▸ WORK TO BE COMPLETED
Extract each line of the records below that contains the word "York".

▸ RECORDS

++++++

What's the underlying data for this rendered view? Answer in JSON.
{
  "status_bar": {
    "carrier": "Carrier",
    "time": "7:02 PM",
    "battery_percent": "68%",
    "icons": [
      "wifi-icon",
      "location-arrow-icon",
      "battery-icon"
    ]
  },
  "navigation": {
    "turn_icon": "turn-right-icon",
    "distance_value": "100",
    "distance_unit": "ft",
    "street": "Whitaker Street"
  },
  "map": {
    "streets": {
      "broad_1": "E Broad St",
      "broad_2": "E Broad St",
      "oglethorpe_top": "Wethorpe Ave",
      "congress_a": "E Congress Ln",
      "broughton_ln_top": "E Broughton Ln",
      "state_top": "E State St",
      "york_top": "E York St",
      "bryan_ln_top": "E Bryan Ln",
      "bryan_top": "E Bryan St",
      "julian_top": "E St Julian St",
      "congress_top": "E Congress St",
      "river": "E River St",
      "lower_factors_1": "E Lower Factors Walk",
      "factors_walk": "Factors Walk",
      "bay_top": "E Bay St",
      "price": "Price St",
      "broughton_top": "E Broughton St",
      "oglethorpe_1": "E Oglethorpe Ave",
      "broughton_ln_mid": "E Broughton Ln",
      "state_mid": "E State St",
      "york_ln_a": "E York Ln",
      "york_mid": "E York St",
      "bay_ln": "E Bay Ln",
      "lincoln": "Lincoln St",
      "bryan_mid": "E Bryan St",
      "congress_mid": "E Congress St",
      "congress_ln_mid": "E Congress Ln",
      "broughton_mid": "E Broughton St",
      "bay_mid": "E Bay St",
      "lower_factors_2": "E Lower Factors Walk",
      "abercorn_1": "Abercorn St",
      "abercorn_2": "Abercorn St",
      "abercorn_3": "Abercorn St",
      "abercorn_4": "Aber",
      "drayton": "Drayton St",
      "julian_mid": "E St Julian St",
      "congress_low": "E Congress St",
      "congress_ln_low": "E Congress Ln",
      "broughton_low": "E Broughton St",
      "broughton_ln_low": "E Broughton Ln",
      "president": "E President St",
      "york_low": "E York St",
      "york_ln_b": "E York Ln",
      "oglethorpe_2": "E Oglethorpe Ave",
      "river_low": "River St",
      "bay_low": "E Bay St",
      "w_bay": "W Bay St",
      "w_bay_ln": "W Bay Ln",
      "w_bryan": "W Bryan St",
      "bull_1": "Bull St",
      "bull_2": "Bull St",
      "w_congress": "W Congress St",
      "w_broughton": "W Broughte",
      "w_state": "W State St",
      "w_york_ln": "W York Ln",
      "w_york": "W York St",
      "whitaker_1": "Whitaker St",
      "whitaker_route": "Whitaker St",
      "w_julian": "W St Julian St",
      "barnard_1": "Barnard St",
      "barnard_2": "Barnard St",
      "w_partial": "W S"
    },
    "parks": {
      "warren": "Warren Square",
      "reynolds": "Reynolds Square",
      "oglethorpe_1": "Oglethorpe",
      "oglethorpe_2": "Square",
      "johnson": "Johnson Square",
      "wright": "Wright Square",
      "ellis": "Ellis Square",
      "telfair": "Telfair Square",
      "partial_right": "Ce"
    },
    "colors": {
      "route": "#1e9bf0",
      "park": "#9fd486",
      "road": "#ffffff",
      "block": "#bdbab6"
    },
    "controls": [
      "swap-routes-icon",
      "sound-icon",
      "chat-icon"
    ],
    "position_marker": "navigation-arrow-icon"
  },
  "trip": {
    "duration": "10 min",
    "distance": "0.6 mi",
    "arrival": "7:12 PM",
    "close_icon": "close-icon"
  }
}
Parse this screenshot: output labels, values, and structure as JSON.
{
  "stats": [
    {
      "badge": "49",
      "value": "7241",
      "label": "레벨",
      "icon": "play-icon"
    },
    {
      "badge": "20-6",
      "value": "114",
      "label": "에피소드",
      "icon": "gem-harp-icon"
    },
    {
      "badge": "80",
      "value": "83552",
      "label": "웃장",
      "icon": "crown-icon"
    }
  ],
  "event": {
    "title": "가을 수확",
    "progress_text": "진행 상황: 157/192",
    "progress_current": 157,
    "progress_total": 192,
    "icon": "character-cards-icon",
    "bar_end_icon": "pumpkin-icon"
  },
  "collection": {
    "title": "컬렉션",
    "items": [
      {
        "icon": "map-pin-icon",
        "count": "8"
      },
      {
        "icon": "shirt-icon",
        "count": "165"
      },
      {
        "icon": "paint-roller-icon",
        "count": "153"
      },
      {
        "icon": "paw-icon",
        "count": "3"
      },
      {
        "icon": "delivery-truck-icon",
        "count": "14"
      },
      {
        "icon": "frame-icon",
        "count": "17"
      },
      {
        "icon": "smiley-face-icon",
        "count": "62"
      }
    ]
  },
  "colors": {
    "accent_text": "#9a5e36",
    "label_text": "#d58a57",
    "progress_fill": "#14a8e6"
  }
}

++++++

▸ EXERCISE RESULT
      "york_top": "E York St",
      "york_ln_a": "E York Ln",
      "york_mid": "E York St",
      "york_low": "E York St",
      "york_ln_b": "E York Ln",
      "w_york_ln": "W York Ln",
      "w_york": "W York St",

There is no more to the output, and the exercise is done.